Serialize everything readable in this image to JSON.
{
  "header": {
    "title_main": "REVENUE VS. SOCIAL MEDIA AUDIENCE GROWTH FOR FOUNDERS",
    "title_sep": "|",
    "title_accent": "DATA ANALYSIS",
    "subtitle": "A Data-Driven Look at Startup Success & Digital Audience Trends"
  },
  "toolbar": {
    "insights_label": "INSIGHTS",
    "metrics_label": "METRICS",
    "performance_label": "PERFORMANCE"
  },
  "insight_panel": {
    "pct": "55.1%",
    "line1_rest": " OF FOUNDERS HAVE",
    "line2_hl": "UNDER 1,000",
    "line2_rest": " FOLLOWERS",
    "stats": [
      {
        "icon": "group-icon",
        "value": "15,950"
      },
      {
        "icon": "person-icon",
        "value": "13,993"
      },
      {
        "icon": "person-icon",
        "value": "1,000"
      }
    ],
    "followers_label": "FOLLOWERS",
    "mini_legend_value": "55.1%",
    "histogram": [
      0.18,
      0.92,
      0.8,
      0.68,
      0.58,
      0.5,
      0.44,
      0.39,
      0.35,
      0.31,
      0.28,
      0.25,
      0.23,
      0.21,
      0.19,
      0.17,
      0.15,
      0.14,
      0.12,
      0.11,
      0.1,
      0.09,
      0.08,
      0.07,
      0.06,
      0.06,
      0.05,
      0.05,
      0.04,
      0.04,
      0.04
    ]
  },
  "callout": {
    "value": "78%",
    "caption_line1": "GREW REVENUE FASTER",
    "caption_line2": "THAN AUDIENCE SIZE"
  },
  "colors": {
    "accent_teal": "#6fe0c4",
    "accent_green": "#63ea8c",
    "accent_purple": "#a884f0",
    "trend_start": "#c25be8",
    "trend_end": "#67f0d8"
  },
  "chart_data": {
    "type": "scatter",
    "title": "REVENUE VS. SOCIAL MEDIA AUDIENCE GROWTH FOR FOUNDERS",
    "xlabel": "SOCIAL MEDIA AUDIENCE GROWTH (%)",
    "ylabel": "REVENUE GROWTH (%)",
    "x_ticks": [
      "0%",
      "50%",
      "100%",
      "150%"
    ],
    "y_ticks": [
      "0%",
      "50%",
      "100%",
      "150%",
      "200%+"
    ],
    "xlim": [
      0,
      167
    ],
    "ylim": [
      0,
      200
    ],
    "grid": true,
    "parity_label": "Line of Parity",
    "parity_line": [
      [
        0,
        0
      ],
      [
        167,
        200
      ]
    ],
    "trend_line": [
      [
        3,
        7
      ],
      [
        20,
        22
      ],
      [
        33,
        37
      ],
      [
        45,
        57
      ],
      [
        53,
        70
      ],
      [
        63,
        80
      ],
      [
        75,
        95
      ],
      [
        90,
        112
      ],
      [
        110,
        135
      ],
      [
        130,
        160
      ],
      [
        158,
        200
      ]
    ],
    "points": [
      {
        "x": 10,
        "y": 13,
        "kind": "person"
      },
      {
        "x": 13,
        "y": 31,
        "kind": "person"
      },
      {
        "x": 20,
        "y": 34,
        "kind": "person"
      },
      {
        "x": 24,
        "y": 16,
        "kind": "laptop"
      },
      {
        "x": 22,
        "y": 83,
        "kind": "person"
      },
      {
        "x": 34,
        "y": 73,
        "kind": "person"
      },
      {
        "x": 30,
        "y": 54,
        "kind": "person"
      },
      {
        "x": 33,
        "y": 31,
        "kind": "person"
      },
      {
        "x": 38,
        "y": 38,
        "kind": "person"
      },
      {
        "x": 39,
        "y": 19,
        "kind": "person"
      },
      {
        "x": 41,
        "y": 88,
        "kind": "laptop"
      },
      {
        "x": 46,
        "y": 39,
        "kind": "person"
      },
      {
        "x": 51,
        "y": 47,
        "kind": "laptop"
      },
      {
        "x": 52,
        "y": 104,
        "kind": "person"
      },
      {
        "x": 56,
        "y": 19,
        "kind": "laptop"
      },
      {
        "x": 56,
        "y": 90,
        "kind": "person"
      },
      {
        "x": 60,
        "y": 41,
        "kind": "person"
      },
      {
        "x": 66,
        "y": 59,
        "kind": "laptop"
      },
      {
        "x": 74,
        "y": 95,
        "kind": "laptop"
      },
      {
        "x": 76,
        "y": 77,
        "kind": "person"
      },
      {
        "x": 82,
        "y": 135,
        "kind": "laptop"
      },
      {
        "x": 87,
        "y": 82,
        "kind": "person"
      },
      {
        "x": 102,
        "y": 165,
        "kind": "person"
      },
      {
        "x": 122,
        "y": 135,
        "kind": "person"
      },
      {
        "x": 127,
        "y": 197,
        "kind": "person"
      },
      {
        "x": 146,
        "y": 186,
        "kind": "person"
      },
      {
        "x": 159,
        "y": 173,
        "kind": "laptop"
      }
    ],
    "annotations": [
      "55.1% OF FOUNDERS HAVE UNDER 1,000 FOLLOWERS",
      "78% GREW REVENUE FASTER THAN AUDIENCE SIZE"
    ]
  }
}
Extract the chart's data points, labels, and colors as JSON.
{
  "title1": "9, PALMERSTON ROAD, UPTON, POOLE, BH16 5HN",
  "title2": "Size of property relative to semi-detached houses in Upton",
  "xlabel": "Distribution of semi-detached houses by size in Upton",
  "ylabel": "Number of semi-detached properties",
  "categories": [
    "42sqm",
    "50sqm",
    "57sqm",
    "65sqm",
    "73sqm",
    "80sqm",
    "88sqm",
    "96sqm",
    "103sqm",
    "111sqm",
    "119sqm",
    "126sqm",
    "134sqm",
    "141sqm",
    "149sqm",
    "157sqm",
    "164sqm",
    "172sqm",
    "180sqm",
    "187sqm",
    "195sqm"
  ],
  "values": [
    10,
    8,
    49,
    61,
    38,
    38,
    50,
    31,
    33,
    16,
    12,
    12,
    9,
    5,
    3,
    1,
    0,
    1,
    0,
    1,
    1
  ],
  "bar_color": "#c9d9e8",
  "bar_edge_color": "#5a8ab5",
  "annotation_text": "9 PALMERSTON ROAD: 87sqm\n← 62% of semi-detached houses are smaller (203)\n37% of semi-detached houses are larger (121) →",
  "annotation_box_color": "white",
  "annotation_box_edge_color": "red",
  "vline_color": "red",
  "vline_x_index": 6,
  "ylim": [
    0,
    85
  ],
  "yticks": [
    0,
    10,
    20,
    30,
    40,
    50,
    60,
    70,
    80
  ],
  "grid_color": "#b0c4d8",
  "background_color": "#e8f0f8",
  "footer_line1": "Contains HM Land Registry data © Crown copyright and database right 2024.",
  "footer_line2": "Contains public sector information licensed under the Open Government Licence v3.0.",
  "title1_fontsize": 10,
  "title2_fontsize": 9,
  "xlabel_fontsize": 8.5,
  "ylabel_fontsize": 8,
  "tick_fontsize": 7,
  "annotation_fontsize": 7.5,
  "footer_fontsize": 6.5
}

(Directive) Above are the records; retype them all without a single difference.

(Answer to the problem)
Serialize everything readable in this image to JSON.
{
  "header": {
    "title_main": "REVENUE VS. SOCIAL MEDIA AUDIENCE GROWTH FOR FOUNDERS",
    "title_sep": "|",
    "title_accent": "DATA ANALYSIS",
    "subtitle": "A Data-Driven Look at Startup Success & Digital Audience Trends"
  },
  "toolbar": {
    "insights_label": "INSIGHTS",
    "metrics_label": "METRICS",
    "performance_label": "PERFORMANCE"
  },
  "insight_panel": {
    "pct": "55.1%",
    "line1_rest": " OF FOUNDERS HAVE",
    "line2_hl": "UNDER 1,000",
    "line2_rest": " FOLLOWERS",
    "stats": [
      {
        "icon": "group-icon",
        "value": "15,950"
      },
      {
        "icon": "person-icon",
        "value": "13,993"
      },
      {
        "icon": "person-icon",
        "value": "1,000"
      }
    ],
    "followers_label": "FOLLOWERS",
    "mini_legend_value": "55.1%",
    "histogram": [
      0.18,
      0.92,
      0.8,
      0.68,
      0.58,
      0.5,
      0.44,
      0.39,
      0.35,
      0.31,
      0.28,
      0.25,
      0.23,
      0.21,
      0.19,
      0.17,
      0.15,
      0.14,
      0.12,
      0.11,
      0.1,
      0.09,
      0.08,
      0.07,
      0.06,
      0.06,
      0.05,
      0.05,
      0.04,
      0.04,
      0.04
    ]
  },
  "callout": {
    "value": "78%",
    "caption_line1": "GREW REVENUE FASTER",
    "caption_line2": "THAN AUDIENCE SIZE"
  },
  "colors": {
    "accent_teal": "#6fe0c4",
    "accent_green": "#63ea8c",
    "accent_purple": "#a884f0",
    "trend_start": "#c25be8",
    "trend_end": "#67f0d8"
  },
  "chart_data": {
    "type": "scatter",
    "title": "REVENUE VS. SOCIAL MEDIA AUDIENCE GROWTH FOR FOUNDERS",
    "xlabel": "SOCIAL MEDIA AUDIENCE GROWTH (%)",
    "ylabel": "REVENUE GROWTH (%)",
    "x_ticks": [
      "0%",
      "50%",
      "100%",
      "150%"
    ],
    "y_ticks": [
      "0%",
      "50%",
      "100%",
      "150%",
      "200%+"
    ],
    "xlim": [
      0,
      167
    ],
    "ylim": [
      0,
      200
    ],
    "grid": true,
    "parity_label": "Line of Parity",
    "parity_line": [
      [
        0,
        0
      ],
      [
        167,
        200
      ]
    ],
    "trend_line": [
      [
        3,
        7
      ],
      [
        20,
        22
      ],
      [
        33,
        37
      ],
      [
        45,
        57
      ],
      [
        53,
        70
      ],
      [
        63,
        80
      ],
      [
        75,
        95
      ],
      [
        90,
        112
      ],
      [
        110,
        135
      ],
      [
        130,
        160
      ],
      [
        158,
        200
      ]
    ],
    "points": [
      {
        "x": 10,
        "y": 13,
        "kind": "person"
      },
      {
        "x": 13,
        "y": 31,
        "kind": "person"
      },
      {
        "x": 20,
        "y": 34,
        "kind": "person"
      },
      {
        "x": 24,
        "y": 16,
        "kind": "laptop"
      },
      {
        "x": 22,
        "y": 83,
        "kind": "person"
      },
      {
        "x": 34,
        "y": 73,
        "kind": "person"
      },
      {
        "x": 30,
        "y": 54,
        "kind": "person"
      },
      {
        "x": 33,
        "y": 31,
        "kind": "person"
      },
      {
        "x": 38,
        "y": 38,
        "kind": "person"
      },
      {
        "x": 39,
        "y": 19,
        "kind": "person"
      },
      {
        "x": 41,
        "y": 88,
        "kind": "laptop"
      },
      {
        "x": 46,
        "y": 39,
        "kind": "person"
      },
      {
        "x": 51,
        "y": 47,
        "kind": "laptop"
      },
      {
        "x": 52,
        "y": 104,
        "kind": "person"
      },
      {
        "x": 56,
        "y": 19,
        "kind": "laptop"
      },
      {
        "x": 56,
        "y": 90,
        "kind": "person"
      },
      {
        "x": 60,
        "y": 41,
        "kind": "person"
      },
      {
        "x": 66,
        "y": 59,
        "kind": "laptop"
      },
      {
        "x": 74,
        "y": 95,
        "kind": "laptop"
      },
      {
        "x": 76,
        "y": 77,
        "kind": "person"
      },
      {
        "x": 82,
        "y": 135,
        "kind": "laptop"
      },
      {
        "x": 87,
        "y": 82,
        "kind": "person"
      },
      {
        "x": 102,
        "y": 165,
        "kind": "person"
      },
      {
        "x": 122,
        "y": 135,
        "kind": "person"
      },
      {
        "x": 127,
        "y": 197,
        "kind": "person"
      },
      {
        "x": 146,
        "y": 186,
        "kind": "person"
      },
      {
        "x": 159,
        "y": 173,
        "kind": "laptop"
      }
    ],
    "annotations": [
      "55.1% OF FOUNDERS HAVE UNDER 1,000 FOLLOWERS",
      "78% GREW REVENUE FASTER THAN AUDIENCE SIZE"
    ]
  }
}
Extract the chart's data points, labels, and colors as JSON.
{
  "title1": "9, PALMERSTON ROAD, UPTON, POOLE, BH16 5HN",
  "title2": "Size of property relative to semi-detached houses in Upton",
  "xlabel": "Distribution of semi-detached houses by size in Upton",
  "ylabel": "Number of semi-detached properties",
  "categories": [
    "42sqm",
    "50sqm",
    "57sqm",
    "65sqm",
    "73sqm",
    "80sqm",
    "88sqm",
    "96sqm",
    "103sqm",
    "111sqm",
    "119sqm",
    "126sqm",
    "134sqm",
    "141sqm",
    "149sqm",
    "157sqm",
    "164sqm",
    "172sqm",
    "180sqm",
    "187sqm",
    "195sqm"
  ],
  "values": [
    10,
    8,
    49,
    61,
    38,
    38,
    50,
    31,
    33,
    16,
    12,
    12,
    9,
    5,
    3,
    1,
    0,
    1,
    0,
    1,
    1
  ],
  "bar_color": "#c9d9e8",
  "bar_edge_color": "#5a8ab5",
  "annotation_text": "9 PALMERSTON ROAD: 87sqm\n← 62% of semi-detached houses are smaller (203)\n37% of semi-detached houses are larger (121) →",
  "annotation_box_color": "white",
  "annotation_box_edge_color": "red",
  "vline_color": "red",
  "vline_x_index": 6,
  "ylim": [
    0,
    85
  ],
  "yticks": [
    0,
    10,
    20,
    30,
    40,
    50,
    60,
    70,
    80
  ],
  "grid_color": "#b0c4d8",
  "background_color": "#e8f0f8",
  "footer_line1": "Contains HM Land Registry data © Crown copyright and database right 2024.",
  "footer_line2": "Contains public sector information licensed under the Open Government Licence v3.0.",
  "title1_fontsize": 10,
  "title2_fontsize": 9,
  "xlabel_fontsize": 8.5,
  "ylabel_fontsize": 8,
  "tick_fontsize": 7,
  "annotation_fontsize": 7.5,
  "footer_fontsize": 6.5
}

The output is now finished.